What to work on:
Repeat every entry exactly as given.
##### Material to process #####
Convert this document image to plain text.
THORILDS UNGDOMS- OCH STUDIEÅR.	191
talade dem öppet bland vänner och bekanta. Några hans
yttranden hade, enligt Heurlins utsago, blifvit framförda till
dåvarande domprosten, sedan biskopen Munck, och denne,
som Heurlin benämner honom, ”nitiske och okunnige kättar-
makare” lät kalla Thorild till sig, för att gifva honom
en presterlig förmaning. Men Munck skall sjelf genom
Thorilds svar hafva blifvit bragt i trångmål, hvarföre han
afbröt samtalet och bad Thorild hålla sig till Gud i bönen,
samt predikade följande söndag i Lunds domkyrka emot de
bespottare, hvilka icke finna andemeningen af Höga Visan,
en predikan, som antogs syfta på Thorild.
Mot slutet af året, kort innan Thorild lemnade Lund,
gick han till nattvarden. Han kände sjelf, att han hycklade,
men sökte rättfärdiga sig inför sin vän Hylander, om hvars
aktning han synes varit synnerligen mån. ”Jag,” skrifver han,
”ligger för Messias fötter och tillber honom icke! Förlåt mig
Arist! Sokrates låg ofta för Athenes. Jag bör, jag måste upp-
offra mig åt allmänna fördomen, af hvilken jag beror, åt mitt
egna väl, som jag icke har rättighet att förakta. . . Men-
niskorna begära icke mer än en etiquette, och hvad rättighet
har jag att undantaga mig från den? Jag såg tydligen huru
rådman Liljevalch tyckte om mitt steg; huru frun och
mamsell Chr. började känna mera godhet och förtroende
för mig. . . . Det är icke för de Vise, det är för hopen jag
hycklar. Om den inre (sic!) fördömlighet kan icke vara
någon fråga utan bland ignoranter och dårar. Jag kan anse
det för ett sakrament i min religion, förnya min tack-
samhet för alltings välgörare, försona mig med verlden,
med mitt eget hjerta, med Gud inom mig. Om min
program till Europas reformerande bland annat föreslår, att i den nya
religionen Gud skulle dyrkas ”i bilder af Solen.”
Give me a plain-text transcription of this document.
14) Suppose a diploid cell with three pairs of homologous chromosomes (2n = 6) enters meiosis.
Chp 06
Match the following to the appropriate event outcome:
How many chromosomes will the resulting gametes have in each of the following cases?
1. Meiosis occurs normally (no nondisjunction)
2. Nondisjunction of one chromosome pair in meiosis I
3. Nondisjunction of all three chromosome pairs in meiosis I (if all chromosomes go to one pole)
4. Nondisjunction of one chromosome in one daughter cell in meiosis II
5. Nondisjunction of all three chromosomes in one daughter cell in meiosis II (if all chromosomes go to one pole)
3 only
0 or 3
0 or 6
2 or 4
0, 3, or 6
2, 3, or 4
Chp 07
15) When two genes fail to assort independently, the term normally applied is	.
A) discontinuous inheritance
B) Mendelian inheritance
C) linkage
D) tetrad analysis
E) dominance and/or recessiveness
#####
Answer for the task:
Convert this document image to plain text.
THORILDS UNGDOMS- OCH STUDIEÅR.	191
talade dem öppet bland vänner och bekanta. Några hans
yttranden hade, enligt Heurlins utsago, blifvit framförda till
dåvarande domprosten, sedan biskopen Munck, och denne,
som Heurlin benämner honom, ”nitiske och okunnige kättar-
makare” lät kalla Thorild till sig, för att gifva honom
en presterlig förmaning. Men Munck skall sjelf genom
Thorilds svar hafva blifvit bragt i trångmål, hvarföre han
afbröt samtalet och bad Thorild hålla sig till Gud i bönen,
samt predikade följande söndag i Lunds domkyrka emot de
bespottare, hvilka icke finna andemeningen af Höga Visan,
en predikan, som antogs syfta på Thorild.
Mot slutet af året, kort innan Thorild lemnade Lund,
gick han till nattvarden. Han kände sjelf, att han hycklade,
men sökte rättfärdiga sig inför sin vän Hylander, om hvars
aktning han synes varit synnerligen mån. ”Jag,” skrifver han,
”ligger för Messias fötter och tillber honom icke! Förlåt mig
Arist! Sokrates låg ofta för Athenes. Jag bör, jag måste upp-
offra mig åt allmänna fördomen, af hvilken jag beror, åt mitt
egna väl, som jag icke har rättighet att förakta. . . Men-
niskorna begära icke mer än en etiquette, och hvad rättighet
har jag att undantaga mig från den? Jag såg tydligen huru
rådman Liljevalch tyckte om mitt steg; huru frun och
mamsell Chr. började känna mera godhet och förtroende
för mig. . . . Det är icke för de Vise, det är för hopen jag
hycklar. Om den inre (sic!) fördömlighet kan icke vara
någon fråga utan bland ignoranter och dårar. Jag kan anse
det för ett sakrament i min religion, förnya min tack-
samhet för alltings välgörare, försona mig med verlden,
med mitt eget hjerta, med Gud inom mig. Om min
program till Europas reformerande bland annat föreslår, att i den nya
religionen Gud skulle dyrkas ”i bilder af Solen.”
Give me a plain-text transcription of this document.
14) Suppose a diploid cell with three pairs of homologous chromosomes (2n = 6) enters meiosis.
Chp 06
Match the following to the appropriate event outcome:
How many chromosomes will the resulting gametes have in each of the following cases?
1. Meiosis occurs normally (no nondisjunction)
2. Nondisjunction of one chromosome pair in meiosis I
3. Nondisjunction of all three chromosome pairs in meiosis I (if all chromosomes go to one pole)
4. Nondisjunction of one chromosome in one daughter cell in meiosis II
5. Nondisjunction of all three chromosomes in one daughter cell in meiosis II (if all chromosomes go to one pole)
3 only
0 or 3
0 or 6
2 or 4
0, 3, or 6
2, 3, or 4
Chp 07
15) When two genes fail to assort independently, the term normally applied is	.
A) discontinuous inheritance
B) Mendelian inheritance
C) linkage
D) tetrad analysis
E) dominance and/or recessiveness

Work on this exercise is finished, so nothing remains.